= SHORT TASK =
Of the lines in the listing below, how many hold "scope"? Answer with the number only.

━━━━━━━━━━

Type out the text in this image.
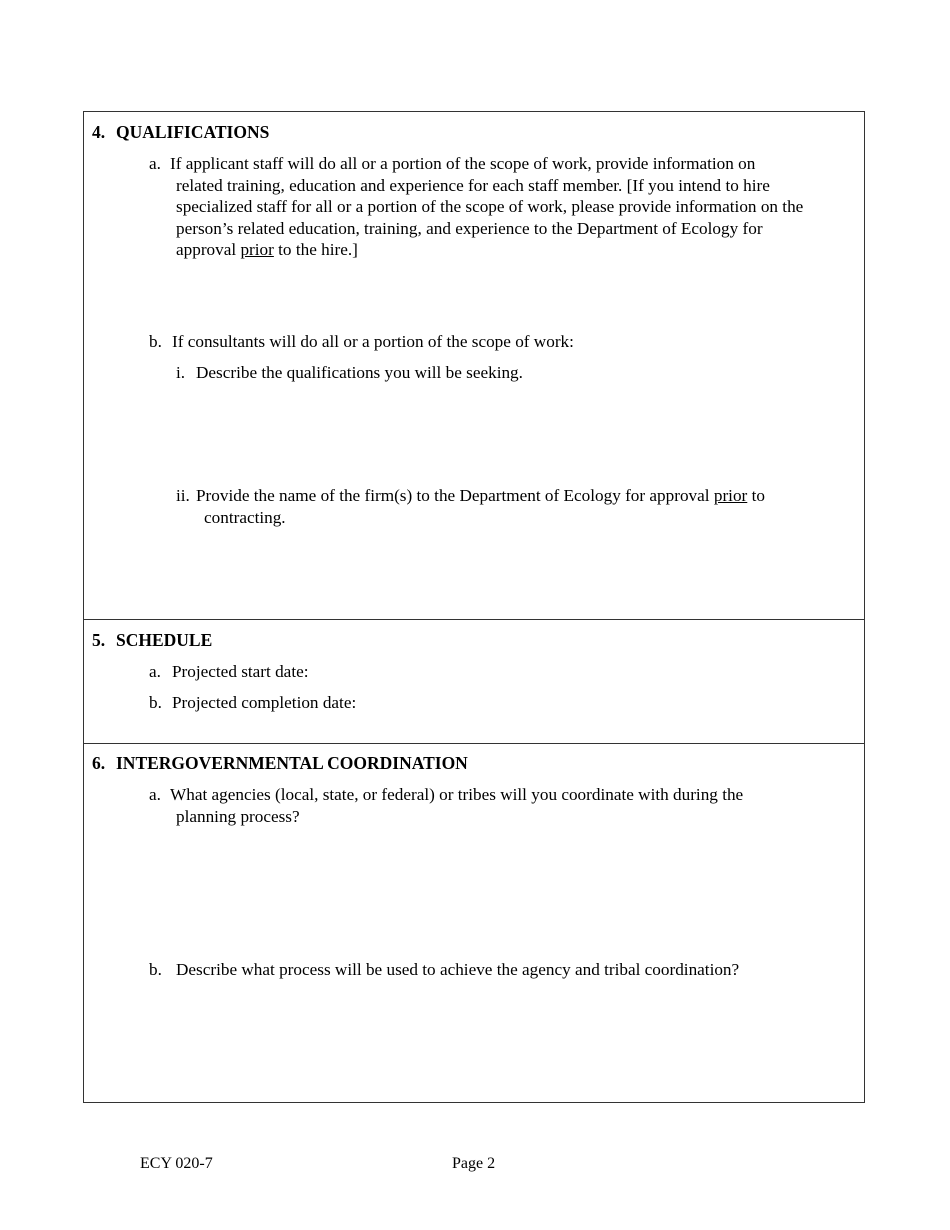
4. QUALIFICATIONS
a. If applicant staff will do all or a portion of the scope of work, provide information on
related training, education and experience for each staff member. [If you intend to hire
specialized staff for all or a portion of the scope of work, please provide information on the
person’s related education, training, and experience to the Department of Ecology for
approval prior to the hire.]
b. If consultants will do all or a portion of the scope of work:
i. Describe the qualifications you will be seeking.
ii. Provide the name of the firm(s) to the Department of Ecology for approval prior to
contracting.
5. SCHEDULE
a. Projected start date:
b. Projected completion date:
6. INTERGOVERNMENTAL COORDINATION
a. What agencies (local, state, or federal) or tribes will you coordinate with during the
planning process?
b. Describe what process will be used to achieve the agency and tribal coordination?
ECY 020-7	Page 2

━━━━━━━━━━

= ANSWER IN FULL =
3